Given data -
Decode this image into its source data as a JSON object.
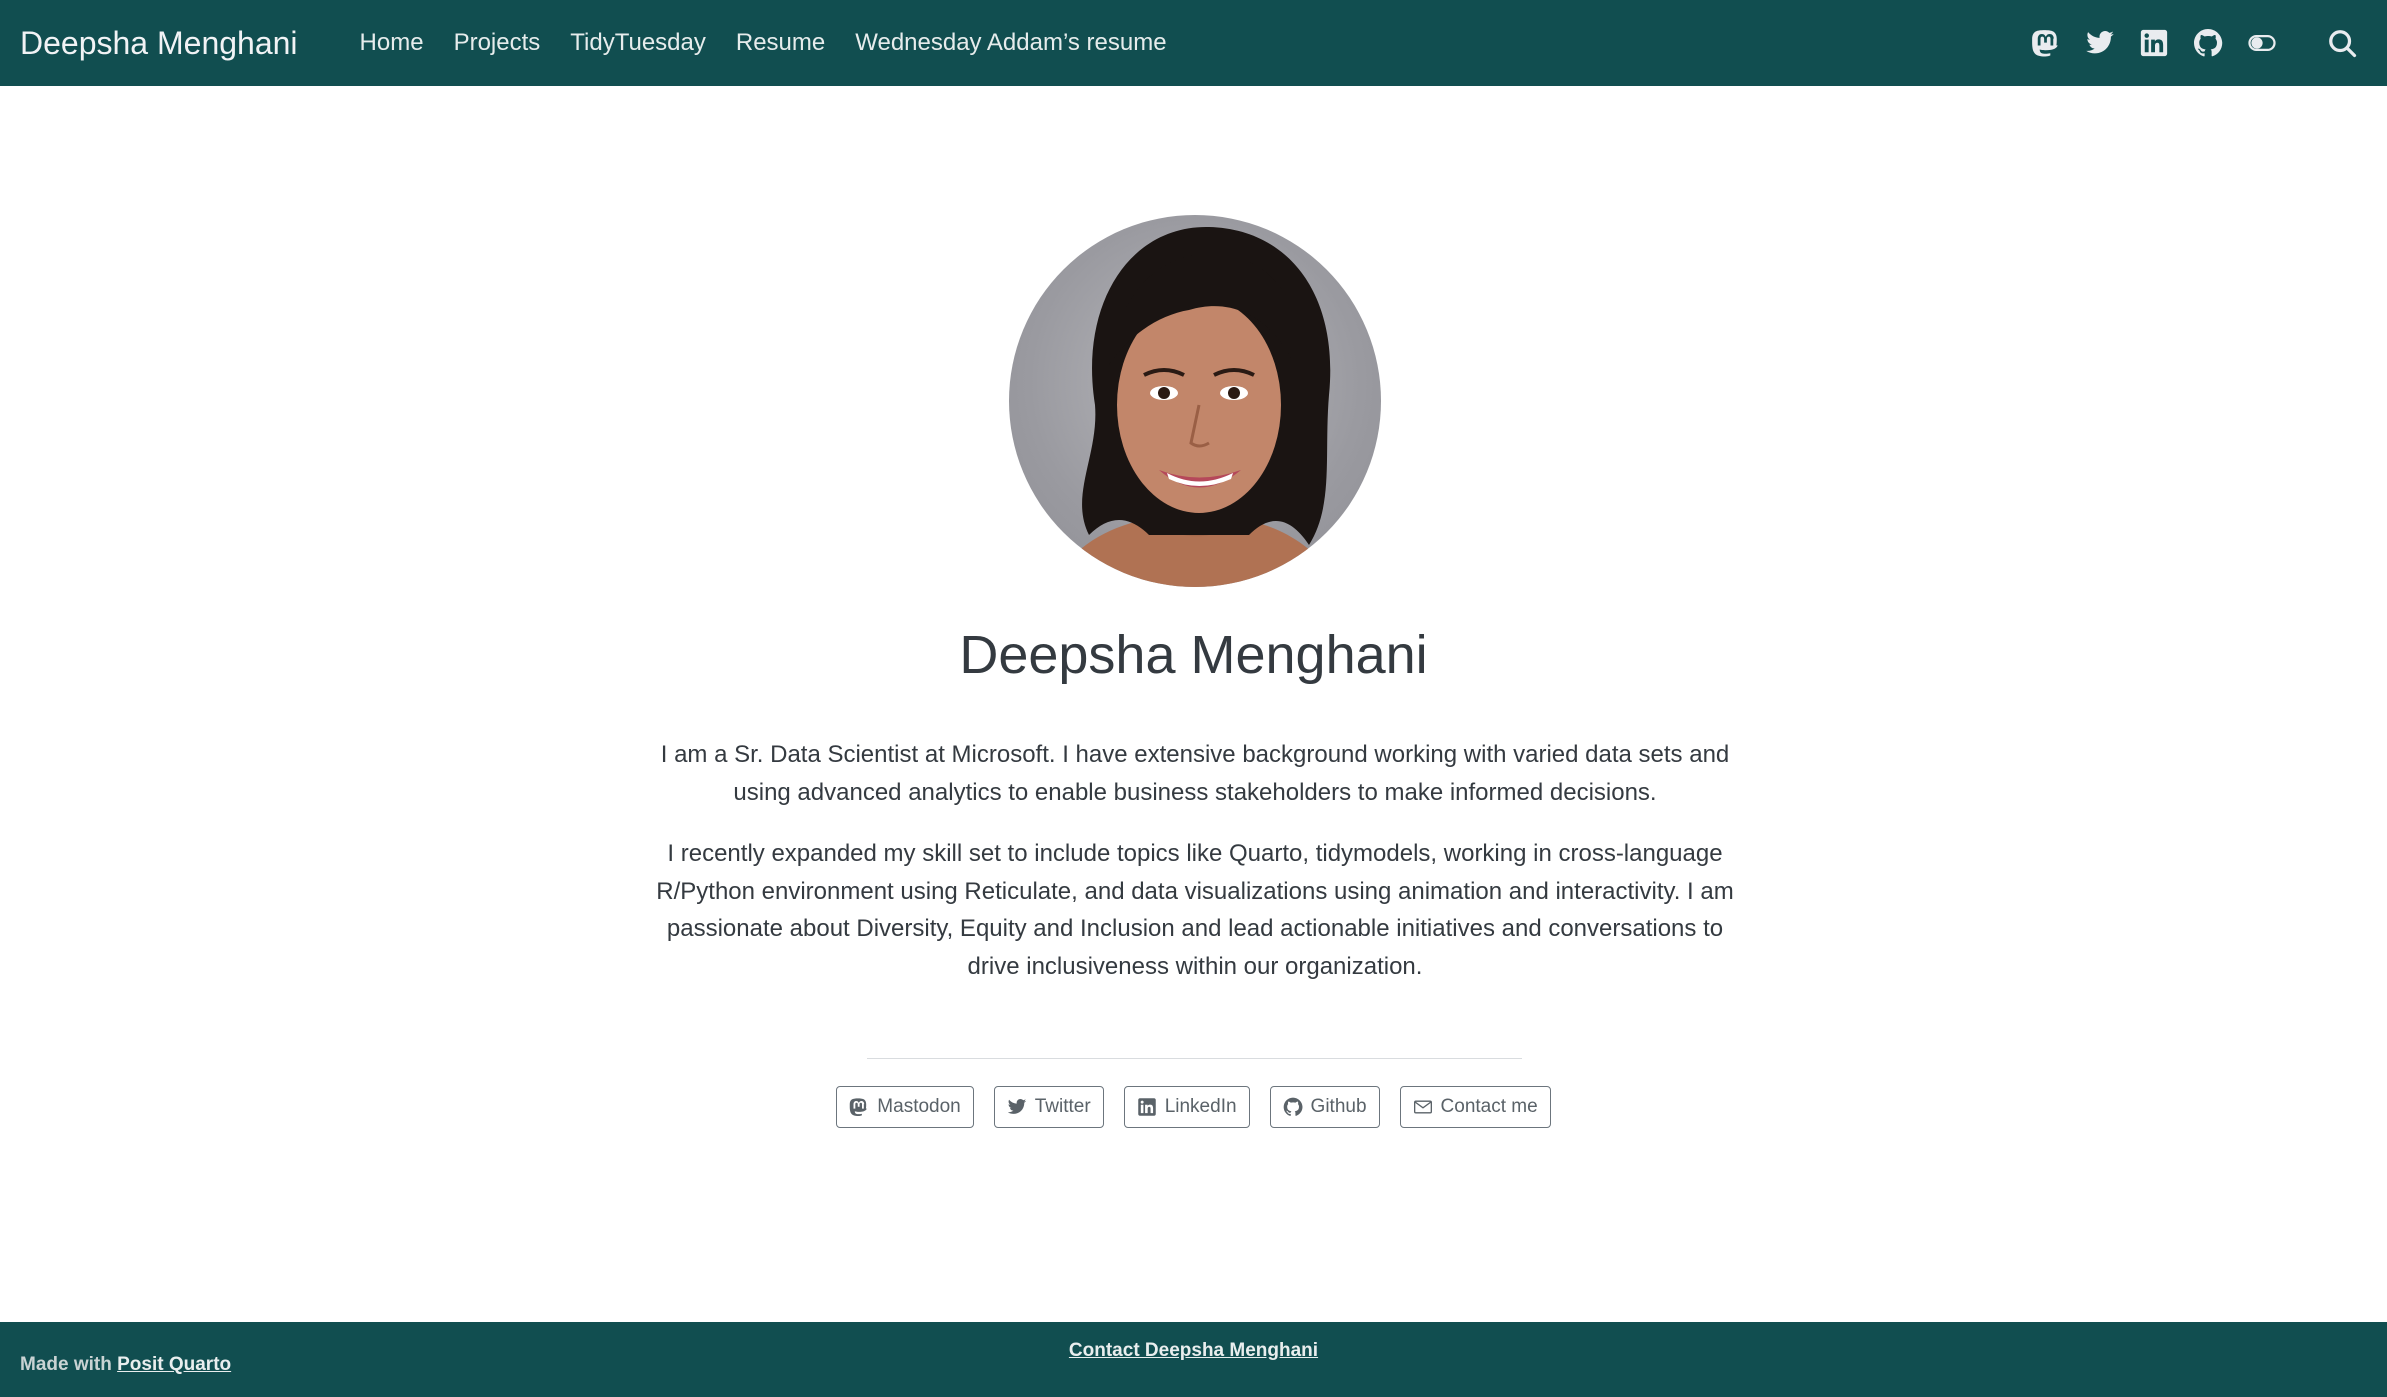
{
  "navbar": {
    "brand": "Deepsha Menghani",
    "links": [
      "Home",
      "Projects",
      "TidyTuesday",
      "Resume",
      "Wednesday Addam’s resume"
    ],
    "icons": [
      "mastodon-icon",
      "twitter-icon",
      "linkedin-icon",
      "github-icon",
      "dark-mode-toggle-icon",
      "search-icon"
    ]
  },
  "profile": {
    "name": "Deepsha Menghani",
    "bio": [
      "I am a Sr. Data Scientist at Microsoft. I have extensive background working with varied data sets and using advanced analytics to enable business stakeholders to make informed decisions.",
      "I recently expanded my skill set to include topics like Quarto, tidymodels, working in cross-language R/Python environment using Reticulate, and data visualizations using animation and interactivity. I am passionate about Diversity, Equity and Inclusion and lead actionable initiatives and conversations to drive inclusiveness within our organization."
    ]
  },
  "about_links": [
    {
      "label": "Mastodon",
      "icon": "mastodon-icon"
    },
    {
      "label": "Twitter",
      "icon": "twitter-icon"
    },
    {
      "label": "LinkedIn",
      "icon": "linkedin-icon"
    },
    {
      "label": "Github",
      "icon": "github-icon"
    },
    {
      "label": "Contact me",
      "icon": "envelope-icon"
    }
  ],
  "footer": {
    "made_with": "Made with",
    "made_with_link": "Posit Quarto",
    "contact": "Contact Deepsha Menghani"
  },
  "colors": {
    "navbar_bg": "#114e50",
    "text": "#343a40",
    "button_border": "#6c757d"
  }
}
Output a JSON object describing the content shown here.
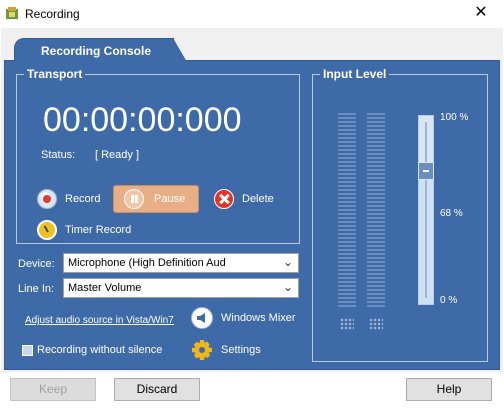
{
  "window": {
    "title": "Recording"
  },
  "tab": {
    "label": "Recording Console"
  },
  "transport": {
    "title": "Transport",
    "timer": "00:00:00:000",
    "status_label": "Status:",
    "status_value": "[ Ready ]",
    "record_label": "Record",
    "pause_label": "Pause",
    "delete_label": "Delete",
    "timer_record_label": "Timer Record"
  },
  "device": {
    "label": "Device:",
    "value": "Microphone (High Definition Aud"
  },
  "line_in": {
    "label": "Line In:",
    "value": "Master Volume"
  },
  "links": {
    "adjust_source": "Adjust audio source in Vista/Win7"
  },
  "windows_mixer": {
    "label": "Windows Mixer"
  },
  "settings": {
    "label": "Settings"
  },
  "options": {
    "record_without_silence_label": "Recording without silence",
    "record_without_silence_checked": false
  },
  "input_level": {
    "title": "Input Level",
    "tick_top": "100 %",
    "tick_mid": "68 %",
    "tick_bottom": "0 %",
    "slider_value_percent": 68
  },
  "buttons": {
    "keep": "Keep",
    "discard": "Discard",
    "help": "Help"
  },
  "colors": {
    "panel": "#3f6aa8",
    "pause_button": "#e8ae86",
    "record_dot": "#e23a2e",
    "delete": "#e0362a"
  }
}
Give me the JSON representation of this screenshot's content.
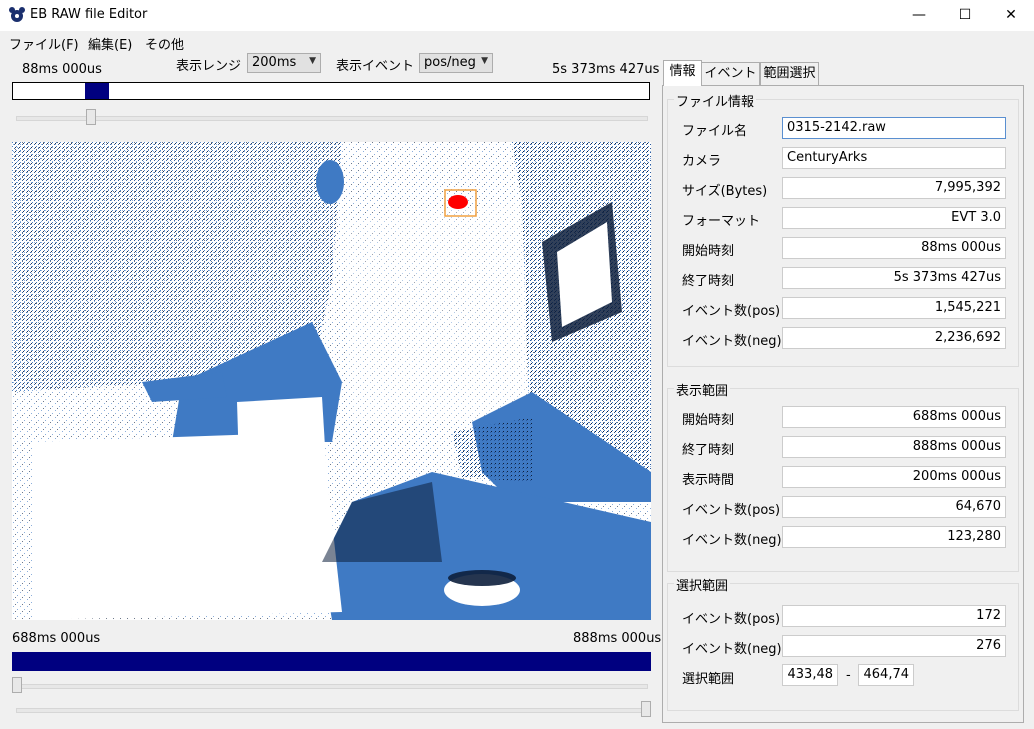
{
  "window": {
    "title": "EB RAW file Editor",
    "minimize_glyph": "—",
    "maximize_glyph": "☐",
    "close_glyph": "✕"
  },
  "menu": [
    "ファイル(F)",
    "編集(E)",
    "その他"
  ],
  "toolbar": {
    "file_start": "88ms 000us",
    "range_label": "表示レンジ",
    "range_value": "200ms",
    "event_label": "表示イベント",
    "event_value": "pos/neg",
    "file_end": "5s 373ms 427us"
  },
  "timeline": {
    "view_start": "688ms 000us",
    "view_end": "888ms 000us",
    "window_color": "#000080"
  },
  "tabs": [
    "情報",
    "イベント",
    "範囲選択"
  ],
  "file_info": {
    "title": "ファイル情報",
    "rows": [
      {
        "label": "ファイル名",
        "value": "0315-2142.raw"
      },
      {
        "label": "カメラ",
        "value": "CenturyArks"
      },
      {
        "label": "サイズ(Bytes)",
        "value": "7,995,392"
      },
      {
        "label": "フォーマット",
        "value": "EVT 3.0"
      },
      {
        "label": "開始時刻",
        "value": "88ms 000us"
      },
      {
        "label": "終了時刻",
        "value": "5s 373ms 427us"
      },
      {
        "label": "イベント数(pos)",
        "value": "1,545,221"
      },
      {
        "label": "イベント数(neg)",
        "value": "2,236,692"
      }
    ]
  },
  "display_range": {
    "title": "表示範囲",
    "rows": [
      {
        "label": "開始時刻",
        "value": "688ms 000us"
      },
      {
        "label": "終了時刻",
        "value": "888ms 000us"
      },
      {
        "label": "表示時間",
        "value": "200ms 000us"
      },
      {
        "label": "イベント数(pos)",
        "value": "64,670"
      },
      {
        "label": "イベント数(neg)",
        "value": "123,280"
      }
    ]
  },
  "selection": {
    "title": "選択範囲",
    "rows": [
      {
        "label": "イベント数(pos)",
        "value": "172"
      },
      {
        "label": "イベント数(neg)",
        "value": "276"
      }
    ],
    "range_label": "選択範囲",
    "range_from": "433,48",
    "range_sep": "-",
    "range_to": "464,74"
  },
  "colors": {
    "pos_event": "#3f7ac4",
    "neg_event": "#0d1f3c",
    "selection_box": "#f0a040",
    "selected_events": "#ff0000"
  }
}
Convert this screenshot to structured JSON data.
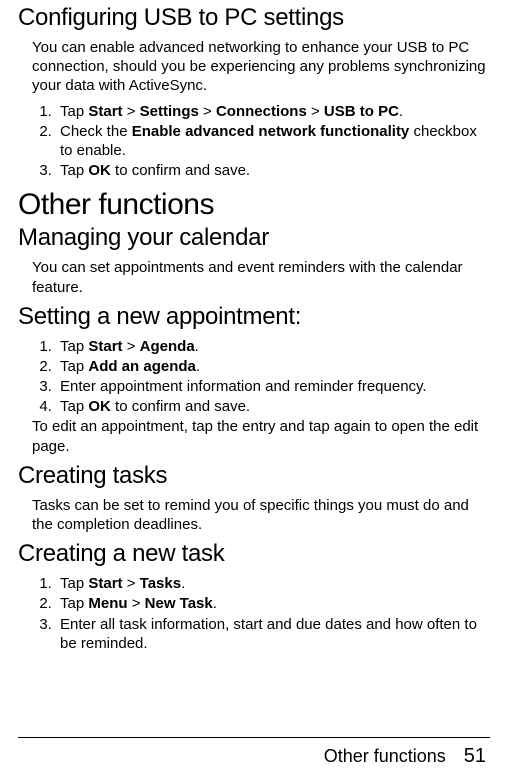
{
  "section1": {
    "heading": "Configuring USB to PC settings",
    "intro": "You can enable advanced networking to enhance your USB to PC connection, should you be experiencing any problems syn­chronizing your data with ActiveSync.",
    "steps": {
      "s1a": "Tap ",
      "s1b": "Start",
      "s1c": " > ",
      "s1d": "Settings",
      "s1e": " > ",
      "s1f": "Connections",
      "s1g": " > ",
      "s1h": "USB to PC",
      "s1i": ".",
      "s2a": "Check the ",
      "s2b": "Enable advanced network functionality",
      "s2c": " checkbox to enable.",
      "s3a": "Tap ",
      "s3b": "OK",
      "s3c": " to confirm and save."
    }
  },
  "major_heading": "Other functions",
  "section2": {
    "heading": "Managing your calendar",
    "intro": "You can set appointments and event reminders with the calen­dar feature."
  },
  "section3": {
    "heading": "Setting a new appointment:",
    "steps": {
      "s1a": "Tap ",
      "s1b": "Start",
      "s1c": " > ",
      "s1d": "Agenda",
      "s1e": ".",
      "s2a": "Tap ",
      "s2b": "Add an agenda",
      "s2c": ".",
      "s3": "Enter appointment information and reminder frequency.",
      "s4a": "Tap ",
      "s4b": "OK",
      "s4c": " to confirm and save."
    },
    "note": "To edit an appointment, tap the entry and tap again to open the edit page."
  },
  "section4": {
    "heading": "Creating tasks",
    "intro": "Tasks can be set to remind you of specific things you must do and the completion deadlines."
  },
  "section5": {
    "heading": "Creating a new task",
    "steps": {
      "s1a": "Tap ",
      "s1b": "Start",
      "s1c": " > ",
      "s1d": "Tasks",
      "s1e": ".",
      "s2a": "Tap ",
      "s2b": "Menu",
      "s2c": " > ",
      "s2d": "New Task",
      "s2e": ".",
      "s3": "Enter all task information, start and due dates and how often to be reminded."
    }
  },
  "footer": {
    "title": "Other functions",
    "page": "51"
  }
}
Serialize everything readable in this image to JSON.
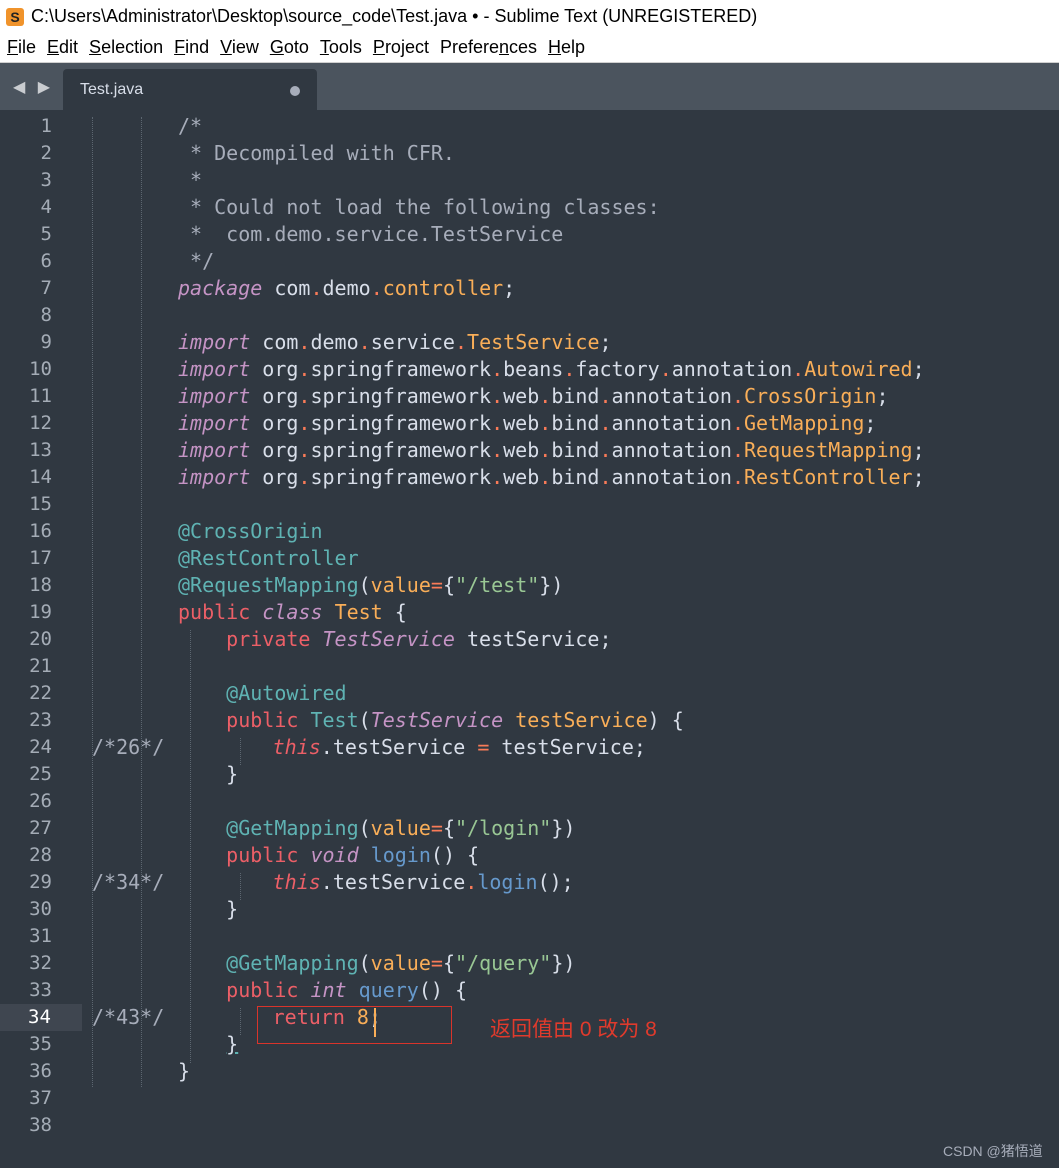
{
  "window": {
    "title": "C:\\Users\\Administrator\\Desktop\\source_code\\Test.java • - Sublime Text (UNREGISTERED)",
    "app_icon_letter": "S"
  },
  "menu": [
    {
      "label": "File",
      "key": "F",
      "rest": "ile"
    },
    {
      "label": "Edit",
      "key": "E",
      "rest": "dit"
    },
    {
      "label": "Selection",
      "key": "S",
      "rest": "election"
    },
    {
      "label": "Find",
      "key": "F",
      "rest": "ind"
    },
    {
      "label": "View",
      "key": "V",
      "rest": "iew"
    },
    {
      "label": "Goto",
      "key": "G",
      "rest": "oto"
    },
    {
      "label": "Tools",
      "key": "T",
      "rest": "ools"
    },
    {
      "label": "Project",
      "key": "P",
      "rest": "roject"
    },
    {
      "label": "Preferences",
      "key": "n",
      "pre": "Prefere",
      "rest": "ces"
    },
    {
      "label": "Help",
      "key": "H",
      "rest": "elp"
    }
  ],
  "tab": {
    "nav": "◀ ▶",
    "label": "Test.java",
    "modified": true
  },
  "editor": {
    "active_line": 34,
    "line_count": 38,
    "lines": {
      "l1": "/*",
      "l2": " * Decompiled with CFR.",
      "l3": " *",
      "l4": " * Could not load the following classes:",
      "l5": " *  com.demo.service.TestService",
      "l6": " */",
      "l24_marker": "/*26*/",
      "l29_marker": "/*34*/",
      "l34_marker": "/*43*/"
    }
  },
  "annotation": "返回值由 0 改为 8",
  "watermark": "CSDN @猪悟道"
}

Work required -
Only lines with "object" are wanted here; list each of them.

Task solution -
Decode this image into its source data as a JSON object.
Output a JSON object describing the content shown here.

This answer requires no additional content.